* _WHAT NEEDS TO BE DONE_: Return the data exactly, with all pictures removed.
>> Begin
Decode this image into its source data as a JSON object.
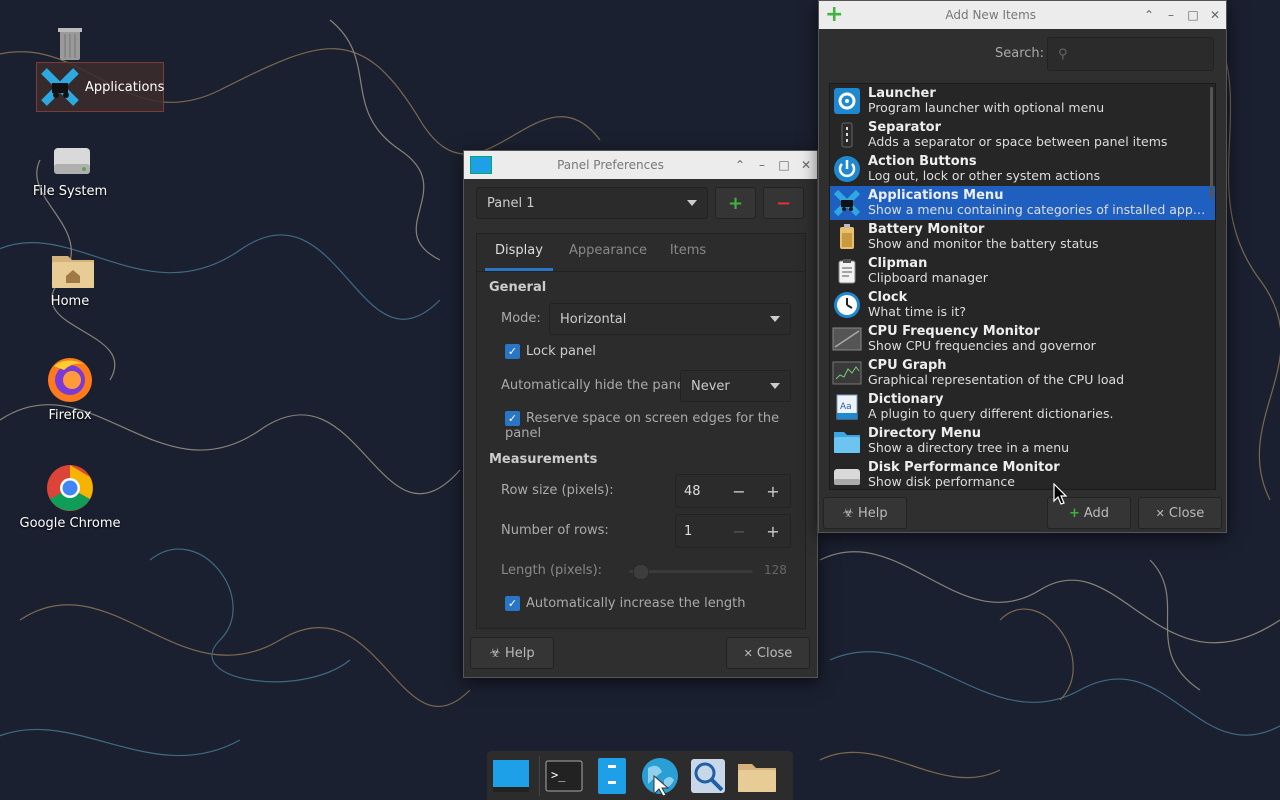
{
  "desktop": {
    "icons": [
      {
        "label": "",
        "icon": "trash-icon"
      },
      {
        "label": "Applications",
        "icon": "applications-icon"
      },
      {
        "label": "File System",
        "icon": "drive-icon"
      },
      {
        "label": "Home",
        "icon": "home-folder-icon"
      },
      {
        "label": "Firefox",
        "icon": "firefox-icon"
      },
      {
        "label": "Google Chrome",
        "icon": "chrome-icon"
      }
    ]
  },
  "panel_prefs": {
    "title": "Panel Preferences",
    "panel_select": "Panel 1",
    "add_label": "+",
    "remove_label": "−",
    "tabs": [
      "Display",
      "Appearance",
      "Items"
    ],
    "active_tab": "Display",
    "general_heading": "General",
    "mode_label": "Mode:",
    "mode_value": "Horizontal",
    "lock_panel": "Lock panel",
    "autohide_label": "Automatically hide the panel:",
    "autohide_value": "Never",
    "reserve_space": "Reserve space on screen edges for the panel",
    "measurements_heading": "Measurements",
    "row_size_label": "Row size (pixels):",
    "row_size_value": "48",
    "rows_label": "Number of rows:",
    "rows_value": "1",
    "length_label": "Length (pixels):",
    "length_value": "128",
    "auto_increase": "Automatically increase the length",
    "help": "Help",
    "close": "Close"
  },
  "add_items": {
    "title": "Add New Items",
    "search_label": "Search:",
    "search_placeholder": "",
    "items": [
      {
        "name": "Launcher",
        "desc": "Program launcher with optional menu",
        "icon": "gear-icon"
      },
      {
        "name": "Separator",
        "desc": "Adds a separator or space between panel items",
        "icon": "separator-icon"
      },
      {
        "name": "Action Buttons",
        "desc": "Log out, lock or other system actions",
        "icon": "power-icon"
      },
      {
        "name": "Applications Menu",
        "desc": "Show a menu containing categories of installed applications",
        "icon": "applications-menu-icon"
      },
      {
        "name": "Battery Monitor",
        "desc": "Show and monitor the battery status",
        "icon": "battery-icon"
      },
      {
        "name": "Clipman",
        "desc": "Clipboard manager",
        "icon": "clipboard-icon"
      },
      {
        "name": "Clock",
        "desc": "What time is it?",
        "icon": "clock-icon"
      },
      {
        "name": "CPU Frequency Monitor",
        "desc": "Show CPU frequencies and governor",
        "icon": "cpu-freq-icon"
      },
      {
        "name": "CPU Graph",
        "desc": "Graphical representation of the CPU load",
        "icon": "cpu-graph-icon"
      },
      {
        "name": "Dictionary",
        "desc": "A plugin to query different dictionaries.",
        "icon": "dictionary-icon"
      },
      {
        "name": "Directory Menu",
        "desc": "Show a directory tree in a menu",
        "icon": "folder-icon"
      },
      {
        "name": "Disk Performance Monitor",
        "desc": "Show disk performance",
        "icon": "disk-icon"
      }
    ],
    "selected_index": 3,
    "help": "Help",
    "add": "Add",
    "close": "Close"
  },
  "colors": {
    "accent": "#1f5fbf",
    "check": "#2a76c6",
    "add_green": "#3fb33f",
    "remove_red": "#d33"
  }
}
>> End
* _WORKED ANSWER_:
Decode this image into its source data as a JSON object.
{
  "desktop": {
    "icons": [
      {
        "label": "",
        "icon": "trash-icon"
      },
      {
        "label": "Applications",
        "icon": "applications-icon"
      },
      {
        "label": "File System",
        "icon": "drive-icon"
      },
      {
        "label": "Home",
        "icon": "home-folder-icon"
      },
      {
        "label": "Firefox",
        "icon": "firefox-icon"
      },
      {
        "label": "Google Chrome",
        "icon": "chrome-icon"
      }
    ]
  },
  "panel_prefs": {
    "title": "Panel Preferences",
    "panel_select": "Panel 1",
    "add_label": "+",
    "remove_label": "−",
    "tabs": [
      "Display",
      "Appearance",
      "Items"
    ],
    "active_tab": "Display",
    "general_heading": "General",
    "mode_label": "Mode:",
    "mode_value": "Horizontal",
    "lock_panel": "Lock panel",
    "autohide_label": "Automatically hide the panel:",
    "autohide_value": "Never",
    "reserve_space": "Reserve space on screen edges for the panel",
    "measurements_heading": "Measurements",
    "row_size_label": "Row size (pixels):",
    "row_size_value": "48",
    "rows_label": "Number of rows:",
    "rows_value": "1",
    "length_label": "Length (pixels):",
    "length_value": "128",
    "auto_increase": "Automatically increase the length",
    "help": "Help",
    "close": "Close"
  },
  "add_items": {
    "title": "Add New Items",
    "search_label": "Search:",
    "search_placeholder": "",
    "items": [
      {
        "name": "Launcher",
        "desc": "Program launcher with optional menu",
        "icon": "gear-icon"
      },
      {
        "name": "Separator",
        "desc": "Adds a separator or space between panel items",
        "icon": "separator-icon"
      },
      {
        "name": "Action Buttons",
        "desc": "Log out, lock or other system actions",
        "icon": "power-icon"
      },
      {
        "name": "Applications Menu",
        "desc": "Show a menu containing categories of installed applications",
        "icon": "applications-menu-icon"
      },
      {
        "name": "Battery Monitor",
        "desc": "Show and monitor the battery status",
        "icon": "battery-icon"
      },
      {
        "name": "Clipman",
        "desc": "Clipboard manager",
        "icon": "clipboard-icon"
      },
      {
        "name": "Clock",
        "desc": "What time is it?",
        "icon": "clock-icon"
      },
      {
        "name": "CPU Frequency Monitor",
        "desc": "Show CPU frequencies and governor",
        "icon": "cpu-freq-icon"
      },
      {
        "name": "CPU Graph",
        "desc": "Graphical representation of the CPU load",
        "icon": "cpu-graph-icon"
      },
      {
        "name": "Dictionary",
        "desc": "A plugin to query different dictionaries.",
        "icon": "dictionary-icon"
      },
      {
        "name": "Directory Menu",
        "desc": "Show a directory tree in a menu",
        "icon": "folder-icon"
      },
      {
        "name": "Disk Performance Monitor",
        "desc": "Show disk performance",
        "icon": "disk-icon"
      }
    ],
    "selected_index": 3,
    "help": "Help",
    "add": "Add",
    "close": "Close"
  },
  "colors": {
    "accent": "#1f5fbf",
    "check": "#2a76c6",
    "add_green": "#3fb33f",
    "remove_red": "#d33"
  }
}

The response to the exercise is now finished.